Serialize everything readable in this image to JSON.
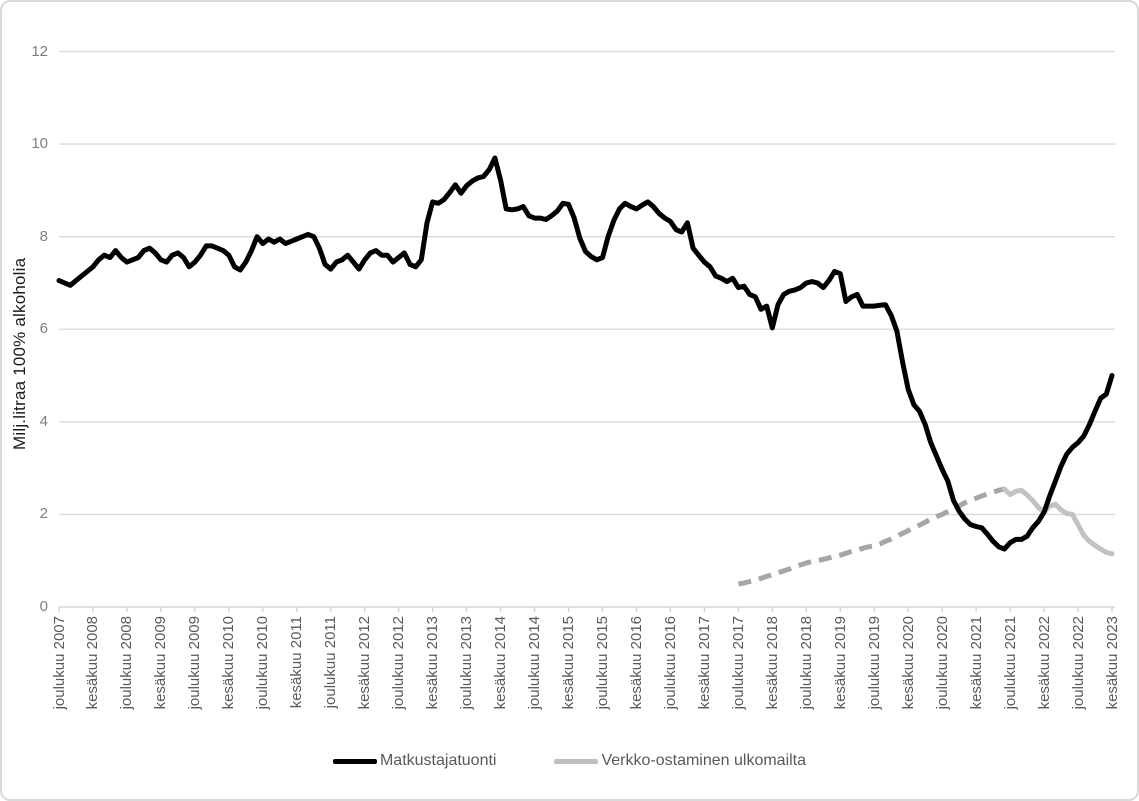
{
  "chart_data": {
    "type": "line",
    "title": "",
    "xlabel": "",
    "ylabel": "Milj.litraa 100% alkoholia",
    "ylim": [
      0,
      12
    ],
    "yticks": [
      0,
      2,
      4,
      6,
      8,
      10,
      12
    ],
    "grid": "horizontal",
    "legend_position": "bottom-center",
    "colors": {
      "gridline": "#d9d9d9",
      "axis_line": "#d0d0d0",
      "y_tick_text": "#7f7f7f",
      "x_tick_text": "#595959",
      "y_title_text": "#1a1a1a",
      "legend_text": "#595959"
    },
    "x_tick_labels": [
      "joulukuu 2007",
      "kesäkuu 2008",
      "joulukuu 2008",
      "kesäkuu 2009",
      "joulukuu 2009",
      "kesäkuu 2010",
      "joulukuu 2010",
      "kesäkuu 2011",
      "joulukuu 2011",
      "kesäkuu 2012",
      "joulukuu 2012",
      "kesäkuu 2013",
      "joulukuu 2013",
      "kesäkuu 2014",
      "joulukuu 2014",
      "kesäkuu 2015",
      "joulukuu 2015",
      "kesäkuu 2016",
      "joulukuu 2016",
      "kesäkuu 2017",
      "joulukuu 2017",
      "kesäkuu 2018",
      "joulukuu 2018",
      "kesäkuu 2019",
      "joulukuu 2019",
      "kesäkuu 2020",
      "joulukuu 2020",
      "kesäkuu 2021",
      "joulukuu 2021",
      "kesäkuu 2022",
      "joulukuu 2022",
      "kesäkuu 2023"
    ],
    "x_unit": "month",
    "x_range": [
      "joulukuu 2007",
      "kesäkuu 2023"
    ],
    "series": [
      {
        "name": "Matkustajatuonti",
        "color": "#000000",
        "style": "solid",
        "line_width": 5,
        "start": "joulukuu 2007",
        "interval_months": 1,
        "values": [
          7.05,
          7.0,
          6.95,
          7.05,
          7.15,
          7.25,
          7.35,
          7.5,
          7.6,
          7.55,
          7.7,
          7.55,
          7.45,
          7.5,
          7.55,
          7.7,
          7.75,
          7.65,
          7.5,
          7.45,
          7.6,
          7.65,
          7.55,
          7.35,
          7.45,
          7.6,
          7.8,
          7.8,
          7.75,
          7.7,
          7.6,
          7.35,
          7.28,
          7.45,
          7.7,
          8.0,
          7.85,
          7.95,
          7.88,
          7.95,
          7.85,
          7.9,
          7.95,
          8.0,
          8.05,
          8.0,
          7.75,
          7.4,
          7.3,
          7.45,
          7.5,
          7.6,
          7.45,
          7.3,
          7.5,
          7.65,
          7.7,
          7.6,
          7.6,
          7.45,
          7.55,
          7.65,
          7.4,
          7.35,
          7.5,
          8.3,
          8.75,
          8.72,
          8.8,
          8.95,
          9.12,
          8.94,
          9.1,
          9.2,
          9.27,
          9.3,
          9.45,
          9.7,
          9.22,
          8.6,
          8.58,
          8.6,
          8.65,
          8.45,
          8.4,
          8.4,
          8.37,
          8.45,
          8.55,
          8.72,
          8.7,
          8.4,
          7.97,
          7.68,
          7.57,
          7.5,
          7.55,
          8.0,
          8.35,
          8.6,
          8.72,
          8.65,
          8.6,
          8.68,
          8.75,
          8.65,
          8.5,
          8.4,
          8.33,
          8.15,
          8.1,
          8.3,
          7.75,
          7.6,
          7.45,
          7.35,
          7.15,
          7.1,
          7.03,
          7.1,
          6.9,
          6.93,
          6.75,
          6.7,
          6.43,
          6.5,
          6.03,
          6.53,
          6.75,
          6.82,
          6.85,
          6.9,
          7.0,
          7.03,
          7.0,
          6.9,
          7.05,
          7.25,
          7.2,
          6.6,
          6.7,
          6.75,
          6.5,
          6.5,
          6.5,
          6.52,
          6.53,
          6.3,
          5.96,
          5.3,
          4.7,
          4.37,
          4.23,
          3.94,
          3.55,
          3.26,
          2.97,
          2.72,
          2.3,
          2.07,
          1.9,
          1.78,
          1.74,
          1.71,
          1.57,
          1.42,
          1.3,
          1.25,
          1.39,
          1.46,
          1.46,
          1.53,
          1.71,
          1.85,
          2.05,
          2.4,
          2.72,
          3.04,
          3.3,
          3.45,
          3.55,
          3.69,
          3.94,
          4.23,
          4.51,
          4.6,
          5.0
        ]
      },
      {
        "name": "Verkko-ostaminen ulkomailta",
        "color": "#a6a6a6",
        "color_solid_part": "#c2c2c2",
        "legend_swatch_color": "#bfbfbf",
        "style": "dashed, then solid from joulukuu 2021",
        "line_width": 5,
        "start": "joulukuu 2017",
        "interval_months": 1,
        "dashed_until_index": 47,
        "values": [
          0.5,
          0.52,
          0.55,
          0.58,
          0.62,
          0.66,
          0.7,
          0.74,
          0.78,
          0.82,
          0.87,
          0.91,
          0.95,
          0.98,
          1.0,
          1.03,
          1.06,
          1.09,
          1.12,
          1.16,
          1.2,
          1.23,
          1.27,
          1.3,
          1.32,
          1.36,
          1.42,
          1.47,
          1.53,
          1.59,
          1.65,
          1.71,
          1.77,
          1.83,
          1.9,
          1.95,
          2.0,
          2.06,
          2.12,
          2.18,
          2.25,
          2.3,
          2.35,
          2.4,
          2.44,
          2.48,
          2.52,
          2.55,
          2.43,
          2.5,
          2.52,
          2.42,
          2.3,
          2.15,
          2.05,
          2.18,
          2.22,
          2.1,
          2.02,
          2.0,
          1.78,
          1.55,
          1.42,
          1.33,
          1.25,
          1.18,
          1.15
        ]
      }
    ]
  },
  "legend": {
    "items": [
      {
        "label": "Matkustajatuonti",
        "color": "#000000"
      },
      {
        "label": "Verkko-ostaminen ulkomailta",
        "color": "#bfbfbf"
      }
    ]
  }
}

—————

◆ TASK DESCRIPTION
Output an exact copy of the material, with the pictures removed.

◆ SOLUTION
Serialize everything readable in this image to JSON.
{
  "chart_data": {
    "type": "line",
    "title": "",
    "xlabel": "",
    "ylabel": "Milj.litraa 100% alkoholia",
    "ylim": [
      0,
      12
    ],
    "yticks": [
      0,
      2,
      4,
      6,
      8,
      10,
      12
    ],
    "grid": "horizontal",
    "legend_position": "bottom-center",
    "colors": {
      "gridline": "#d9d9d9",
      "axis_line": "#d0d0d0",
      "y_tick_text": "#7f7f7f",
      "x_tick_text": "#595959",
      "y_title_text": "#1a1a1a",
      "legend_text": "#595959"
    },
    "x_tick_labels": [
      "joulukuu 2007",
      "kesäkuu 2008",
      "joulukuu 2008",
      "kesäkuu 2009",
      "joulukuu 2009",
      "kesäkuu 2010",
      "joulukuu 2010",
      "kesäkuu 2011",
      "joulukuu 2011",
      "kesäkuu 2012",
      "joulukuu 2012",
      "kesäkuu 2013",
      "joulukuu 2013",
      "kesäkuu 2014",
      "joulukuu 2014",
      "kesäkuu 2015",
      "joulukuu 2015",
      "kesäkuu 2016",
      "joulukuu 2016",
      "kesäkuu 2017",
      "joulukuu 2017",
      "kesäkuu 2018",
      "joulukuu 2018",
      "kesäkuu 2019",
      "joulukuu 2019",
      "kesäkuu 2020",
      "joulukuu 2020",
      "kesäkuu 2021",
      "joulukuu 2021",
      "kesäkuu 2022",
      "joulukuu 2022",
      "kesäkuu 2023"
    ],
    "x_unit": "month",
    "x_range": [
      "joulukuu 2007",
      "kesäkuu 2023"
    ],
    "series": [
      {
        "name": "Matkustajatuonti",
        "color": "#000000",
        "style": "solid",
        "line_width": 5,
        "start": "joulukuu 2007",
        "interval_months": 1,
        "values": [
          7.05,
          7.0,
          6.95,
          7.05,
          7.15,
          7.25,
          7.35,
          7.5,
          7.6,
          7.55,
          7.7,
          7.55,
          7.45,
          7.5,
          7.55,
          7.7,
          7.75,
          7.65,
          7.5,
          7.45,
          7.6,
          7.65,
          7.55,
          7.35,
          7.45,
          7.6,
          7.8,
          7.8,
          7.75,
          7.7,
          7.6,
          7.35,
          7.28,
          7.45,
          7.7,
          8.0,
          7.85,
          7.95,
          7.88,
          7.95,
          7.85,
          7.9,
          7.95,
          8.0,
          8.05,
          8.0,
          7.75,
          7.4,
          7.3,
          7.45,
          7.5,
          7.6,
          7.45,
          7.3,
          7.5,
          7.65,
          7.7,
          7.6,
          7.6,
          7.45,
          7.55,
          7.65,
          7.4,
          7.35,
          7.5,
          8.3,
          8.75,
          8.72,
          8.8,
          8.95,
          9.12,
          8.94,
          9.1,
          9.2,
          9.27,
          9.3,
          9.45,
          9.7,
          9.22,
          8.6,
          8.58,
          8.6,
          8.65,
          8.45,
          8.4,
          8.4,
          8.37,
          8.45,
          8.55,
          8.72,
          8.7,
          8.4,
          7.97,
          7.68,
          7.57,
          7.5,
          7.55,
          8.0,
          8.35,
          8.6,
          8.72,
          8.65,
          8.6,
          8.68,
          8.75,
          8.65,
          8.5,
          8.4,
          8.33,
          8.15,
          8.1,
          8.3,
          7.75,
          7.6,
          7.45,
          7.35,
          7.15,
          7.1,
          7.03,
          7.1,
          6.9,
          6.93,
          6.75,
          6.7,
          6.43,
          6.5,
          6.03,
          6.53,
          6.75,
          6.82,
          6.85,
          6.9,
          7.0,
          7.03,
          7.0,
          6.9,
          7.05,
          7.25,
          7.2,
          6.6,
          6.7,
          6.75,
          6.5,
          6.5,
          6.5,
          6.52,
          6.53,
          6.3,
          5.96,
          5.3,
          4.7,
          4.37,
          4.23,
          3.94,
          3.55,
          3.26,
          2.97,
          2.72,
          2.3,
          2.07,
          1.9,
          1.78,
          1.74,
          1.71,
          1.57,
          1.42,
          1.3,
          1.25,
          1.39,
          1.46,
          1.46,
          1.53,
          1.71,
          1.85,
          2.05,
          2.4,
          2.72,
          3.04,
          3.3,
          3.45,
          3.55,
          3.69,
          3.94,
          4.23,
          4.51,
          4.6,
          5.0
        ]
      },
      {
        "name": "Verkko-ostaminen ulkomailta",
        "color": "#a6a6a6",
        "color_solid_part": "#c2c2c2",
        "legend_swatch_color": "#bfbfbf",
        "style": "dashed, then solid from joulukuu 2021",
        "line_width": 5,
        "start": "joulukuu 2017",
        "interval_months": 1,
        "dashed_until_index": 47,
        "values": [
          0.5,
          0.52,
          0.55,
          0.58,
          0.62,
          0.66,
          0.7,
          0.74,
          0.78,
          0.82,
          0.87,
          0.91,
          0.95,
          0.98,
          1.0,
          1.03,
          1.06,
          1.09,
          1.12,
          1.16,
          1.2,
          1.23,
          1.27,
          1.3,
          1.32,
          1.36,
          1.42,
          1.47,
          1.53,
          1.59,
          1.65,
          1.71,
          1.77,
          1.83,
          1.9,
          1.95,
          2.0,
          2.06,
          2.12,
          2.18,
          2.25,
          2.3,
          2.35,
          2.4,
          2.44,
          2.48,
          2.52,
          2.55,
          2.43,
          2.5,
          2.52,
          2.42,
          2.3,
          2.15,
          2.05,
          2.18,
          2.22,
          2.1,
          2.02,
          2.0,
          1.78,
          1.55,
          1.42,
          1.33,
          1.25,
          1.18,
          1.15
        ]
      }
    ]
  },
  "legend": {
    "items": [
      {
        "label": "Matkustajatuonti",
        "color": "#000000"
      },
      {
        "label": "Verkko-ostaminen ulkomailta",
        "color": "#bfbfbf"
      }
    ]
  }
}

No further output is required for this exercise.